--- Start of Source material ---

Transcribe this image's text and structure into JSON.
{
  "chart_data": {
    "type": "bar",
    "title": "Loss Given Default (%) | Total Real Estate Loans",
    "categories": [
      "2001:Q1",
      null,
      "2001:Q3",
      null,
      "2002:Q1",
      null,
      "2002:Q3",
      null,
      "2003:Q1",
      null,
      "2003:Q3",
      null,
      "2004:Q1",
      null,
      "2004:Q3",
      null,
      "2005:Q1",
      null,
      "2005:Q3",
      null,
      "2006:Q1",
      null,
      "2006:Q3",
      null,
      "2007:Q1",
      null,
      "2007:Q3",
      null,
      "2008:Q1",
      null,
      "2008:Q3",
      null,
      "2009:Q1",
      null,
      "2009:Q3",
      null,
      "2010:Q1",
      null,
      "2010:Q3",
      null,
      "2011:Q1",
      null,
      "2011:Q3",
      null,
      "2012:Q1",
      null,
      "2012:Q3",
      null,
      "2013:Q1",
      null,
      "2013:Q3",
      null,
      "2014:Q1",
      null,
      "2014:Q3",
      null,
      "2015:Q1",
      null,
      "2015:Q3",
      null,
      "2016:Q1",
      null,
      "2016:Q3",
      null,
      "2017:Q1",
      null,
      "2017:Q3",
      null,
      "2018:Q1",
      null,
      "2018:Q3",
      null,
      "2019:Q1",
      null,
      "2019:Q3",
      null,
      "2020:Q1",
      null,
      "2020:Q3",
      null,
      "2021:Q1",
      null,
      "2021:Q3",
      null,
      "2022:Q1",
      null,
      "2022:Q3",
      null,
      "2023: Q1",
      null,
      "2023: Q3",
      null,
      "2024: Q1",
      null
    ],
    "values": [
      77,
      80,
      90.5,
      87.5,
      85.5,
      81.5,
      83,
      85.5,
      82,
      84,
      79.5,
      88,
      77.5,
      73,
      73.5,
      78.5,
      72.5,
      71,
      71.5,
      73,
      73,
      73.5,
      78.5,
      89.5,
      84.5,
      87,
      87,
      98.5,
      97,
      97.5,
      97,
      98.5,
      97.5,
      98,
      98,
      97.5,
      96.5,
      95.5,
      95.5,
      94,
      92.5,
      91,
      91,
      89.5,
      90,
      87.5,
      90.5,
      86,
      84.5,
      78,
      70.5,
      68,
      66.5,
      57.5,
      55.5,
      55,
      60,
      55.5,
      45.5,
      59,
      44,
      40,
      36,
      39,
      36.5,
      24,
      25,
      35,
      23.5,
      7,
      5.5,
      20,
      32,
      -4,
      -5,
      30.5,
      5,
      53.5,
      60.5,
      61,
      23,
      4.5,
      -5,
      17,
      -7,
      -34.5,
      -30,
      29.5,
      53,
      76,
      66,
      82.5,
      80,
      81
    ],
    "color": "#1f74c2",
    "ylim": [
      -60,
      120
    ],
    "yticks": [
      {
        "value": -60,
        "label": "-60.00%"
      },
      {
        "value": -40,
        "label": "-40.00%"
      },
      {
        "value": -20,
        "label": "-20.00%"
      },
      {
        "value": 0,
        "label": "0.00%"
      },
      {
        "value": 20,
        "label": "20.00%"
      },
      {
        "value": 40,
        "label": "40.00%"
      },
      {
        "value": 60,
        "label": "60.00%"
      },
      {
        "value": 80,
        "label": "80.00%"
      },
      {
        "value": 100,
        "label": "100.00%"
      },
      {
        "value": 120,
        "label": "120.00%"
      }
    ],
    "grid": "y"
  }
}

--- End of Source material ---

Write out the entries in full, exactly as given.

**Output below**
Transcribe this image's text and structure into JSON.
{
  "chart_data": {
    "type": "bar",
    "title": "Loss Given Default (%) | Total Real Estate Loans",
    "categories": [
      "2001:Q1",
      null,
      "2001:Q3",
      null,
      "2002:Q1",
      null,
      "2002:Q3",
      null,
      "2003:Q1",
      null,
      "2003:Q3",
      null,
      "2004:Q1",
      null,
      "2004:Q3",
      null,
      "2005:Q1",
      null,
      "2005:Q3",
      null,
      "2006:Q1",
      null,
      "2006:Q3",
      null,
      "2007:Q1",
      null,
      "2007:Q3",
      null,
      "2008:Q1",
      null,
      "2008:Q3",
      null,
      "2009:Q1",
      null,
      "2009:Q3",
      null,
      "2010:Q1",
      null,
      "2010:Q3",
      null,
      "2011:Q1",
      null,
      "2011:Q3",
      null,
      "2012:Q1",
      null,
      "2012:Q3",
      null,
      "2013:Q1",
      null,
      "2013:Q3",
      null,
      "2014:Q1",
      null,
      "2014:Q3",
      null,
      "2015:Q1",
      null,
      "2015:Q3",
      null,
      "2016:Q1",
      null,
      "2016:Q3",
      null,
      "2017:Q1",
      null,
      "2017:Q3",
      null,
      "2018:Q1",
      null,
      "2018:Q3",
      null,
      "2019:Q1",
      null,
      "2019:Q3",
      null,
      "2020:Q1",
      null,
      "2020:Q3",
      null,
      "2021:Q1",
      null,
      "2021:Q3",
      null,
      "2022:Q1",
      null,
      "2022:Q3",
      null,
      "2023: Q1",
      null,
      "2023: Q3",
      null,
      "2024: Q1",
      null
    ],
    "values": [
      77,
      80,
      90.5,
      87.5,
      85.5,
      81.5,
      83,
      85.5,
      82,
      84,
      79.5,
      88,
      77.5,
      73,
      73.5,
      78.5,
      72.5,
      71,
      71.5,
      73,
      73,
      73.5,
      78.5,
      89.5,
      84.5,
      87,
      87,
      98.5,
      97,
      97.5,
      97,
      98.5,
      97.5,
      98,
      98,
      97.5,
      96.5,
      95.5,
      95.5,
      94,
      92.5,
      91,
      91,
      89.5,
      90,
      87.5,
      90.5,
      86,
      84.5,
      78,
      70.5,
      68,
      66.5,
      57.5,
      55.5,
      55,
      60,
      55.5,
      45.5,
      59,
      44,
      40,
      36,
      39,
      36.5,
      24,
      25,
      35,
      23.5,
      7,
      5.5,
      20,
      32,
      -4,
      -5,
      30.5,
      5,
      53.5,
      60.5,
      61,
      23,
      4.5,
      -5,
      17,
      -7,
      -34.5,
      -30,
      29.5,
      53,
      76,
      66,
      82.5,
      80,
      81
    ],
    "color": "#1f74c2",
    "ylim": [
      -60,
      120
    ],
    "yticks": [
      {
        "value": -60,
        "label": "-60.00%"
      },
      {
        "value": -40,
        "label": "-40.00%"
      },
      {
        "value": -20,
        "label": "-20.00%"
      },
      {
        "value": 0,
        "label": "0.00%"
      },
      {
        "value": 20,
        "label": "20.00%"
      },
      {
        "value": 40,
        "label": "40.00%"
      },
      {
        "value": 60,
        "label": "60.00%"
      },
      {
        "value": 80,
        "label": "80.00%"
      },
      {
        "value": 100,
        "label": "100.00%"
      },
      {
        "value": 120,
        "label": "120.00%"
      }
    ],
    "grid": "y"
  }
}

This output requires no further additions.